# OBJECTIVE:
Produce an exact copy of all the data below, dropping every image.

:: INPUT DATA

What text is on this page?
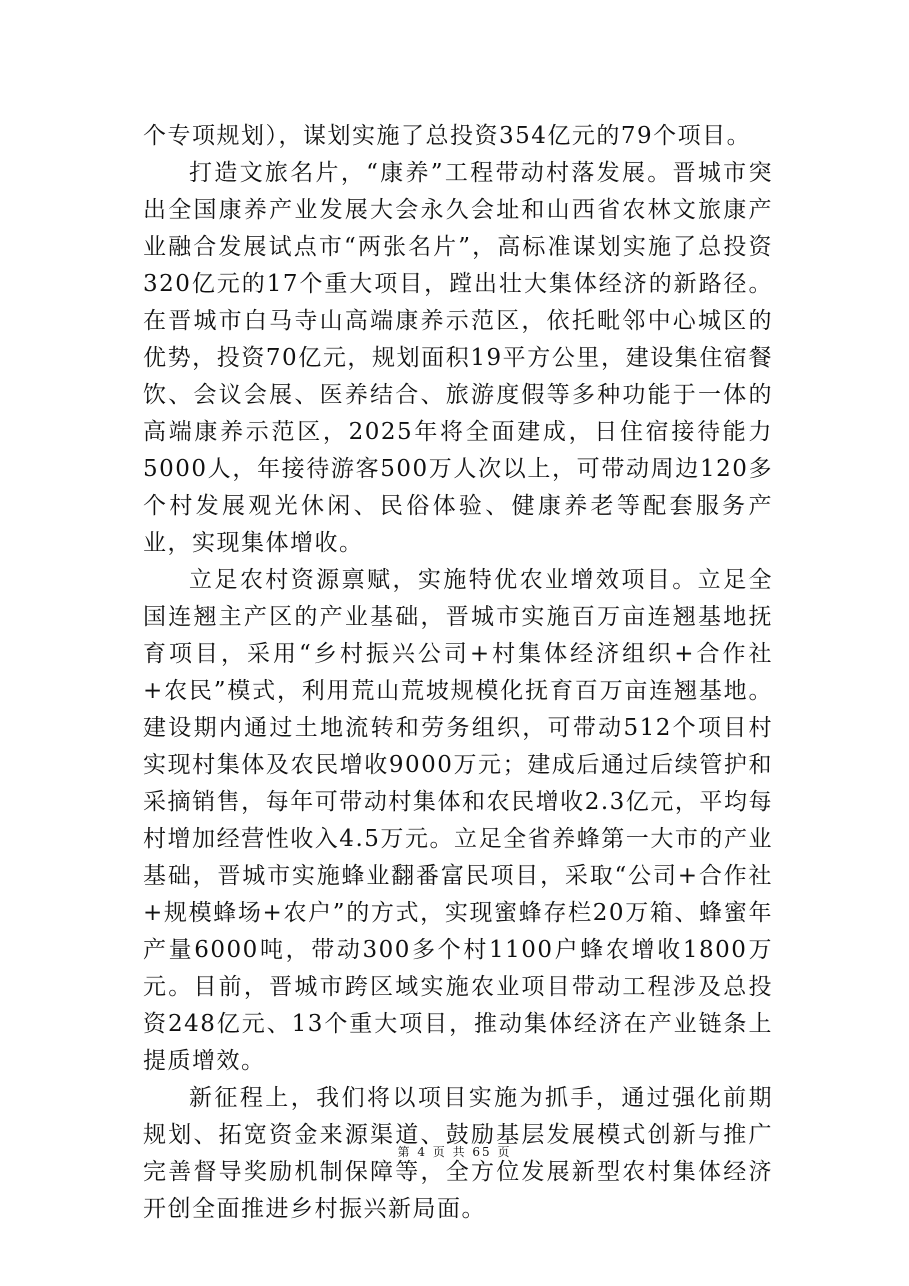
个专项规划），谋划实施了总投资354亿元的79个项目。

打造文旅名片，“康养”工程带动村落发展。晋城市突出全国康养产业发展大会永久会址和山西省农林文旅康产业融合发展试点市“两张名片”，高标准谋划实施了总投资320亿元的17个重大项目，蹚出壮大集体经济的新路径。在晋城市白马寺山高端康养示范区，依托毗邻中心城区的优势，投资70亿元，规划面积19平方公里，建设集住宿餐饮、会议会展、医养结合、旅游度假等多种功能于一体的高端康养示范区，2025年将全面建成，日住宿接待能力5000人，年接待游客500万人次以上，可带动周边120多个村发展观光休闲、民俗体验、健康养老等配套服务产业，实现集体增收。

立足农村资源禀赋，实施特优农业增效项目。立足全国连翘主产区的产业基础，晋城市实施百万亩连翘基地抚育项目，采用“乡村振兴公司+村集体经济组织+合作社+农民”模式，利用荒山荒坡规模化抚育百万亩连翘基地。建设期内通过土地流转和劳务组织，可带动512个项目村实现村集体及农民增收9000万元；建成后通过后续管护和采摘销售，每年可带动村集体和农民增收2.3亿元，平均每村增加经营性收入4.5万元。立足全省养蜂第一大市的产业基础，晋城市实施蜂业翻番富民项目，采取“公司+合作社+规模蜂场+农户”的方式，实现蜜蜂存栏20万箱、蜂蜜年产量6000吨，带动300多个村1100户蜂农增收1800万元。目前，晋城市跨区域实施农业项目带动工程涉及总投资248亿元、13个重大项目，推动集体经济在产业链条上提质增效。

新征程上，我们将以项目实施为抓手，通过强化前期规划、拓宽资金来源渠道、鼓励基层发展模式创新与推广完善督导奖励机制保障等，全方位发展新型农村集体经济开创全面推进乡村振兴新局面。

第 4 页 共 65 页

::::

# ANSWER IN FULL:
What text is on this page?
个专项规划），谋划实施了总投资354亿元的79个项目。

打造文旅名片，“康养”工程带动村落发展。晋城市突出全国康养产业发展大会永久会址和山西省农林文旅康产业融合发展试点市“两张名片”，高标准谋划实施了总投资320亿元的17个重大项目，蹚出壮大集体经济的新路径。在晋城市白马寺山高端康养示范区，依托毗邻中心城区的优势，投资70亿元，规划面积19平方公里，建设集住宿餐饮、会议会展、医养结合、旅游度假等多种功能于一体的高端康养示范区，2025年将全面建成，日住宿接待能力5000人，年接待游客500万人次以上，可带动周边120多个村发展观光休闲、民俗体验、健康养老等配套服务产业，实现集体增收。

立足农村资源禀赋，实施特优农业增效项目。立足全国连翘主产区的产业基础，晋城市实施百万亩连翘基地抚育项目，采用“乡村振兴公司+村集体经济组织+合作社+农民”模式，利用荒山荒坡规模化抚育百万亩连翘基地。建设期内通过土地流转和劳务组织，可带动512个项目村实现村集体及农民增收9000万元；建成后通过后续管护和采摘销售，每年可带动村集体和农民增收2.3亿元，平均每村增加经营性收入4.5万元。立足全省养蜂第一大市的产业基础，晋城市实施蜂业翻番富民项目，采取“公司+合作社+规模蜂场+农户”的方式，实现蜜蜂存栏20万箱、蜂蜜年产量6000吨，带动300多个村1100户蜂农增收1800万元。目前，晋城市跨区域实施农业项目带动工程涉及总投资248亿元、13个重大项目，推动集体经济在产业链条上提质增效。

新征程上，我们将以项目实施为抓手，通过强化前期规划、拓宽资金来源渠道、鼓励基层发展模式创新与推广完善督导奖励机制保障等，全方位发展新型农村集体经济开创全面推进乡村振兴新局面。

第 4 页 共 65 页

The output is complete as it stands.